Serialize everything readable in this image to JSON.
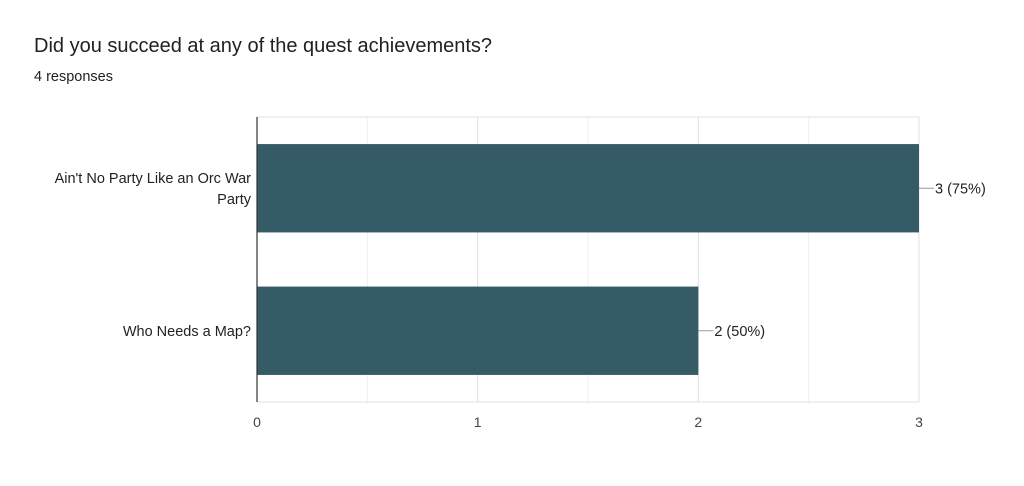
{
  "title": "Did you succeed at any of the quest achievements?",
  "subtitle": "4 responses",
  "chart_data": {
    "type": "bar",
    "orientation": "horizontal",
    "categories": [
      [
        "Ain't No Party Like an Orc War",
        "Party"
      ],
      [
        "Who Needs a Map?"
      ]
    ],
    "values": [
      3,
      2
    ],
    "data_labels": [
      "3 (75%)",
      "2 (50%)"
    ],
    "x_ticks": [
      "0",
      "1",
      "2",
      "3"
    ],
    "xlim": [
      0,
      3
    ],
    "grid": true,
    "bar_color": "#345b66"
  }
}
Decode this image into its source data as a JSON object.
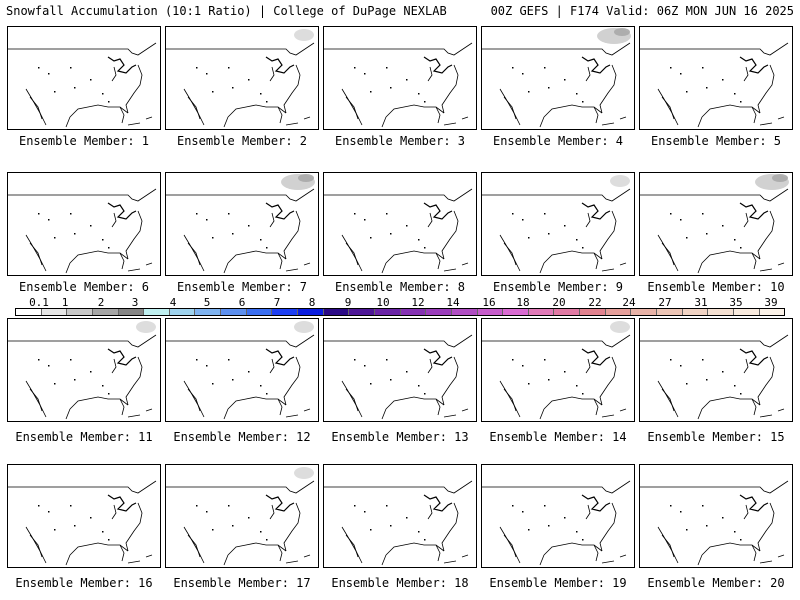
{
  "header": {
    "title_left": "Snowfall Accumulation (10:1 Ratio) | College of DuPage NEXLAB",
    "title_right": "00Z GEFS | F174 Valid: 06Z MON JUN 16 2025"
  },
  "members": [
    {
      "label": "Ensemble Member: 1",
      "snow": "none"
    },
    {
      "label": "Ensemble Member: 2",
      "snow": "light"
    },
    {
      "label": "Ensemble Member: 3",
      "snow": "none"
    },
    {
      "label": "Ensemble Member: 4",
      "snow": "moderate"
    },
    {
      "label": "Ensemble Member: 5",
      "snow": "none"
    },
    {
      "label": "Ensemble Member: 6",
      "snow": "none"
    },
    {
      "label": "Ensemble Member: 7",
      "snow": "moderate"
    },
    {
      "label": "Ensemble Member: 8",
      "snow": "none"
    },
    {
      "label": "Ensemble Member: 9",
      "snow": "light"
    },
    {
      "label": "Ensemble Member: 10",
      "snow": "moderate"
    },
    {
      "label": "Ensemble Member: 11",
      "snow": "light"
    },
    {
      "label": "Ensemble Member: 12",
      "snow": "light"
    },
    {
      "label": "Ensemble Member: 13",
      "snow": "none"
    },
    {
      "label": "Ensemble Member: 14",
      "snow": "light"
    },
    {
      "label": "Ensemble Member: 15",
      "snow": "none"
    },
    {
      "label": "Ensemble Member: 16",
      "snow": "none"
    },
    {
      "label": "Ensemble Member: 17",
      "snow": "light"
    },
    {
      "label": "Ensemble Member: 18",
      "snow": "none"
    },
    {
      "label": "Ensemble Member: 19",
      "snow": "none"
    },
    {
      "label": "Ensemble Member: 20",
      "snow": "none"
    }
  ],
  "legend": {
    "labels": [
      "0.1",
      "1",
      "2",
      "3",
      "4",
      "5",
      "6",
      "7",
      "8",
      "9",
      "10",
      "12",
      "14",
      "16",
      "18",
      "20",
      "22",
      "24",
      "27",
      "31",
      "35",
      "39"
    ],
    "colors": [
      "#ffffff",
      "#e6e6e6",
      "#c8c8c8",
      "#a6a6a6",
      "#858585",
      "#bfeff0",
      "#9fd3ee",
      "#7fb3f0",
      "#5d90ef",
      "#3a6ef0",
      "#1d3ff2",
      "#0a1de0",
      "#2b0a86",
      "#4d1696",
      "#6a24a6",
      "#8532b3",
      "#9a3dbb",
      "#b04ec3",
      "#c65ccb",
      "#d96bd2",
      "#e07ab8",
      "#e07aa4",
      "#e28390",
      "#e59f9b",
      "#e8b3a8",
      "#ecc5b6",
      "#f0d3c4",
      "#f4e0d2",
      "#f8eade",
      "#fbf2e8"
    ]
  }
}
++++++++++
• _Required work_: Read through the lines above and collect those that contain the string "this".

• _Task result_:
Serialize everything readable in this image to JSON.
Decode this image into its source data as a JSON object.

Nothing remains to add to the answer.